SET PROBLEM:
Your answer should be a single number: how many lines in the data below hold the string "title".

RECORDED DATA:
----

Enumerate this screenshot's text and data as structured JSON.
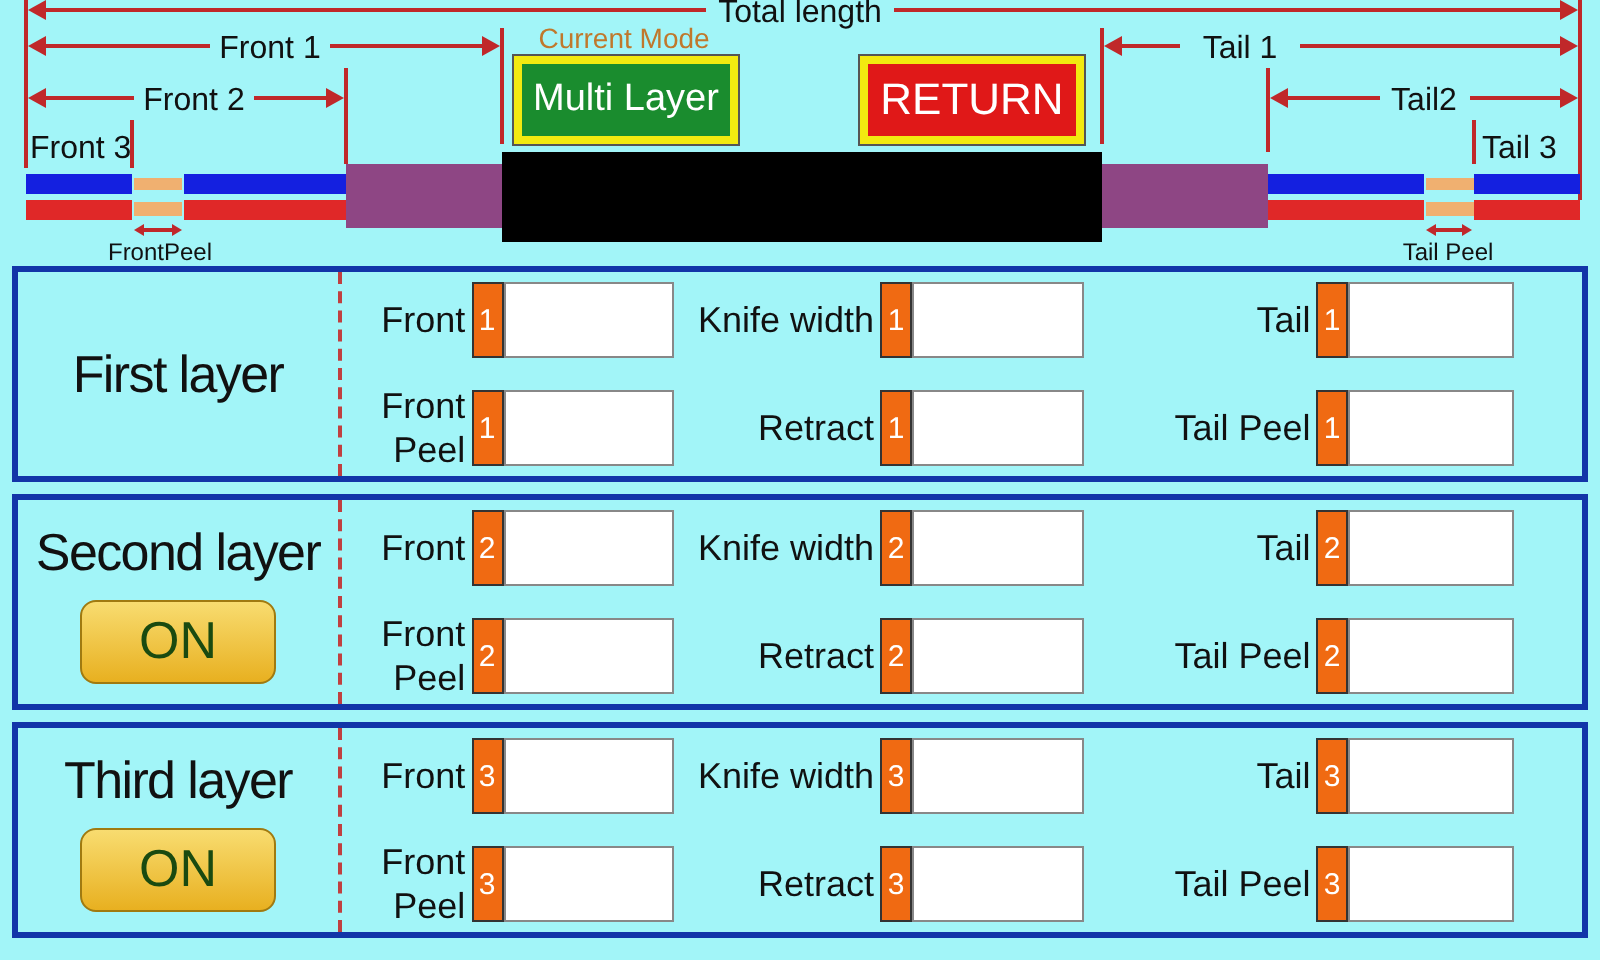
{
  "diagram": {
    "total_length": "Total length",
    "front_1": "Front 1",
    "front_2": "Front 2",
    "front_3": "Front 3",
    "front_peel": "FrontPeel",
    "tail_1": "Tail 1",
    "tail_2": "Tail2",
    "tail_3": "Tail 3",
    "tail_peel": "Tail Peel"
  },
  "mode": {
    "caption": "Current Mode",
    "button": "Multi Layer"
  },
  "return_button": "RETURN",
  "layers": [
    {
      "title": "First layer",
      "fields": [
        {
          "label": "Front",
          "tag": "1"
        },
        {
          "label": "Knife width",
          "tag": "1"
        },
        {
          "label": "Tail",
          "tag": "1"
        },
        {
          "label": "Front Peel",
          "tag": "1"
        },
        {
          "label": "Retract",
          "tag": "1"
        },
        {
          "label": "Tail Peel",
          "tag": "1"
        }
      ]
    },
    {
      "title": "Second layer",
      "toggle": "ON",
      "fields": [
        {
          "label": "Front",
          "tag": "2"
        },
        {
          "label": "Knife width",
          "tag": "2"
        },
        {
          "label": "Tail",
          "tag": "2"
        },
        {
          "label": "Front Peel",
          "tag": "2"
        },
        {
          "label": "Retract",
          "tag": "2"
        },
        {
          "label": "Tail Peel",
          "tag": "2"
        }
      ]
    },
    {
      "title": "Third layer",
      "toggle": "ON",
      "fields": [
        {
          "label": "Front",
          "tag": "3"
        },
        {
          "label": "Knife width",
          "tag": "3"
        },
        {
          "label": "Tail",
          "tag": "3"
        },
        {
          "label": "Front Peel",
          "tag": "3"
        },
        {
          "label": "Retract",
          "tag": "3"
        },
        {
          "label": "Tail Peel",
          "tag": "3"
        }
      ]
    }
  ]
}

----

OUTPUT OF THE TASK:
3